» Texte de lecture

* * * * * * *

On dira que ceux-ci ont été colportés par des médias conservateurs, appartenant à Québécor.

Malheureusement, la gauche n’a pas le monopole de la vertu. Alors venons-en aux faits.

Ce qui me frappe, dans ces extraits de rapport policier publié par le Toronto Sun, c’est le surréalisme de la réponse donnée par Layton aux policiers :

At first the policemen didn’t realize they were interviewing one of the best-known Toronto politicians who was married to Chow, also a Metro councillor and now the incumbent NDP MP for Trinity-Spadina.The officer’s notebook indicates he asked the suspected john: « Did you receive any sexual services? »He replied: « No sir, I was just getting a shiatsu. »The cop: « Why did you have all your clothes off? »The suspected john: No answer.The cop: « Are you aware that there were sex acts being done here? »The suspected john: « No sir. »The woman, who was from mainland China, denied masturbating the suspected john but when the question was repeated became nervous and replied, « I don’t know I only come to work today, » the cop’s notes show.His notes also claim he saw the « female dump wet Kleenex into garbage. »

Il y a quelques semaines, une certaine Samantha Ardente faisait les manchettes d’ici et d’ailleurs. On jugeait que sa participation à des films pornographiques faisait en sorte que sa présence était inopportune dans un milieu scolaire.

Si on peut critiquer de manière raisonnable les pratiques de cette personne de par la position sociale qu’elle occupe, il me semble d’autant plus légitime de nous questionner sur celles d’un homme qui risque d’influencer de manière considérable l’avenir des femmes et des hommes d’un océan à l’autre.

* * * * * * *

» Données fournies

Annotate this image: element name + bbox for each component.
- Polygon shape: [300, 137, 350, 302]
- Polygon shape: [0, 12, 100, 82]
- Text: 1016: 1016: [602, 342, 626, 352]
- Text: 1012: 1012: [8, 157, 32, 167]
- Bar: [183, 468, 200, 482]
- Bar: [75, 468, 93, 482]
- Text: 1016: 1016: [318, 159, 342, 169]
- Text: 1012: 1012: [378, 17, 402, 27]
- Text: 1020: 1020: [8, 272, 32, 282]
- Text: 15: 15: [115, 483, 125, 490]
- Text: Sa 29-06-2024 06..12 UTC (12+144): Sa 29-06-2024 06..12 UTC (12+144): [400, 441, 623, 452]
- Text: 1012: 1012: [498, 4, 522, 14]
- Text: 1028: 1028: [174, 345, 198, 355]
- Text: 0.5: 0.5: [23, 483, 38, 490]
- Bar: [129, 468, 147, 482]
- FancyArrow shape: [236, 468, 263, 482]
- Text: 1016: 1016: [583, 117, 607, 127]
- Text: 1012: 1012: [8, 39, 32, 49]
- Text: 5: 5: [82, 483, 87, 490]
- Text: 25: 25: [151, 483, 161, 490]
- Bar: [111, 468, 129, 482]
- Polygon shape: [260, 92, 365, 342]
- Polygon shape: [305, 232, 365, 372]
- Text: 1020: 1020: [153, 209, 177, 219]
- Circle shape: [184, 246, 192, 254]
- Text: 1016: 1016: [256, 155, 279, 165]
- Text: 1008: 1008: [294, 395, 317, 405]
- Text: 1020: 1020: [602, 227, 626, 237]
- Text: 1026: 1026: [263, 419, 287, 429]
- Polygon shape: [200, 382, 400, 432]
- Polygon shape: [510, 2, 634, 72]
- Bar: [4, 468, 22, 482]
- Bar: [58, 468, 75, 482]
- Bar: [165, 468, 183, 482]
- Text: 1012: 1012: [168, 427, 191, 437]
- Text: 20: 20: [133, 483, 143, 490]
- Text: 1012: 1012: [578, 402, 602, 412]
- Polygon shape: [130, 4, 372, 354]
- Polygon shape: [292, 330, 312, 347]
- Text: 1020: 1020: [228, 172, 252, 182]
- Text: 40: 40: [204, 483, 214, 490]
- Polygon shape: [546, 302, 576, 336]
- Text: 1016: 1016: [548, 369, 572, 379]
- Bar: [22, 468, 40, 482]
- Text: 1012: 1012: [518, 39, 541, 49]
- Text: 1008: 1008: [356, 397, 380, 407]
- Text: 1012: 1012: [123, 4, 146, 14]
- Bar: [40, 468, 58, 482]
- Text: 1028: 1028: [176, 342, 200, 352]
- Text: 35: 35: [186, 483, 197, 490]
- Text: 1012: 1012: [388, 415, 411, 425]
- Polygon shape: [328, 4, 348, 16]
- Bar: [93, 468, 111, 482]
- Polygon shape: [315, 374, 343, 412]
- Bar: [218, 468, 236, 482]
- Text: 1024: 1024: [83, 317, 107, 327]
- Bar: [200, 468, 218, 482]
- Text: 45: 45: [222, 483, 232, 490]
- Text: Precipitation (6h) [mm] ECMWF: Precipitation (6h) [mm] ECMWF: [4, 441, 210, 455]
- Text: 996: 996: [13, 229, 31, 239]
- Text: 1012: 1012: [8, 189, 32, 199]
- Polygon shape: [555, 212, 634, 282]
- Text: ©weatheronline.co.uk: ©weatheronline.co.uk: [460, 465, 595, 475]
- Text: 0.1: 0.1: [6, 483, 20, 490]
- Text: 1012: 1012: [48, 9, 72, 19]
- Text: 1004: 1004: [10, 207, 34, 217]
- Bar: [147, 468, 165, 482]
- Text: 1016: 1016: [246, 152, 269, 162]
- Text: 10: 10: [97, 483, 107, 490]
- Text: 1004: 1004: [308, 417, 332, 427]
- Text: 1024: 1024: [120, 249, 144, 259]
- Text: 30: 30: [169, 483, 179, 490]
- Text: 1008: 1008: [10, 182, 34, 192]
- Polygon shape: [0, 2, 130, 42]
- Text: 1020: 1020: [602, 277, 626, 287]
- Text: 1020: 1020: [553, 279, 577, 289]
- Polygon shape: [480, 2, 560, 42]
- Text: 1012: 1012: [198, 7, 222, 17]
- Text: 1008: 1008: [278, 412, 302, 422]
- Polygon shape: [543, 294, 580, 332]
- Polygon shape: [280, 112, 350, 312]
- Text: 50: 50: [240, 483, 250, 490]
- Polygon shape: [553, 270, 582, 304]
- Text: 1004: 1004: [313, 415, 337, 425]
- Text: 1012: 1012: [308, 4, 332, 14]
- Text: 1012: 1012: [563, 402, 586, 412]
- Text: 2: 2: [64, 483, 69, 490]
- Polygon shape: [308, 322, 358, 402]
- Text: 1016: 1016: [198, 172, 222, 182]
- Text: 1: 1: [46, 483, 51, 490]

* * * * * * *

» Consigne
Continuez le texte sur Layton et le rapport de police, en partant juste après sa dernière phrase.

» Réponse
D’ailleurs, à cet effet :

En 2003, la députée néo-démocrate de Vancouver Lybby Davis demandait la création d’un sous-comité dans le but d’envisager la création de bordels légaux dans le cadre des Jeux Olympiques de 2010. Des groupesd’anciennes femmes prostituées et de femmes issues des Premières Nations s’étaient vivement opposées au projet.

Plus récemment, le Nouveau Parti Démocratique a appuyé Terri-Jean Bedford, Valerie Scott et Amy Lebovitch dans leur procès qui visait à décriminaliser totalement le système prostitutionnel. Wikipedia nous apprend que l’une des plaignantes a déjà été condamnée pour avoir été en charge d’une maison de débauche et qu’une autre étudie présentement le business à l’Université de Toronto dans l’objectif avoué d’ouvrir un bordel.

Bien que la cause soit toujours en appel, il s’avère tout à fait réaliste de croire que sous le couvert de l’humanisme s’instaurera une industrie qui, fon-da-men-ta-le-ment, n’en a rien à faire de nous toutes, de nous tous.

Et pourtant.

Un sondage en ligne réalisé par Angus Reid, dont les résultats ont été publiés aujourd’hui , nous apprend que :

54 % des Québécois sont en faveur du jugement [qui affirme que les lois qui banissent la prostitution sont inconstitutionnelles], ce qui est le plus fort soutien parmi toutes les provinces. Les hommes supportent dans une proportion de 60 % la décriminalisation de la prostitution, comparativement à seulement 38 % des femmes.

Comme la nation québécoise est arrivée dans la modernité «sur le tard», pour reprendre une expression de la sociologie, sans doute est-elle plus vulnérable aux discours «progressistes» qui, je le répète, sous le couvert de l’humanisme, forgent lentement mais sûrement les bases de l’individualisme. L’individualisme est cette conception de l’humain, historiquement et culturellement située, sur laquelle s’appuie l’idéologie néolibérale qui nous dicte qu’il faut «jouir sans entrave» et qu’«il est interdit d’interdire» (Mai 68).

Comme quoi la gauche et la droite peuvent constituer les deux facettes d’un même système et qui, chacune à leur manière, le renforce.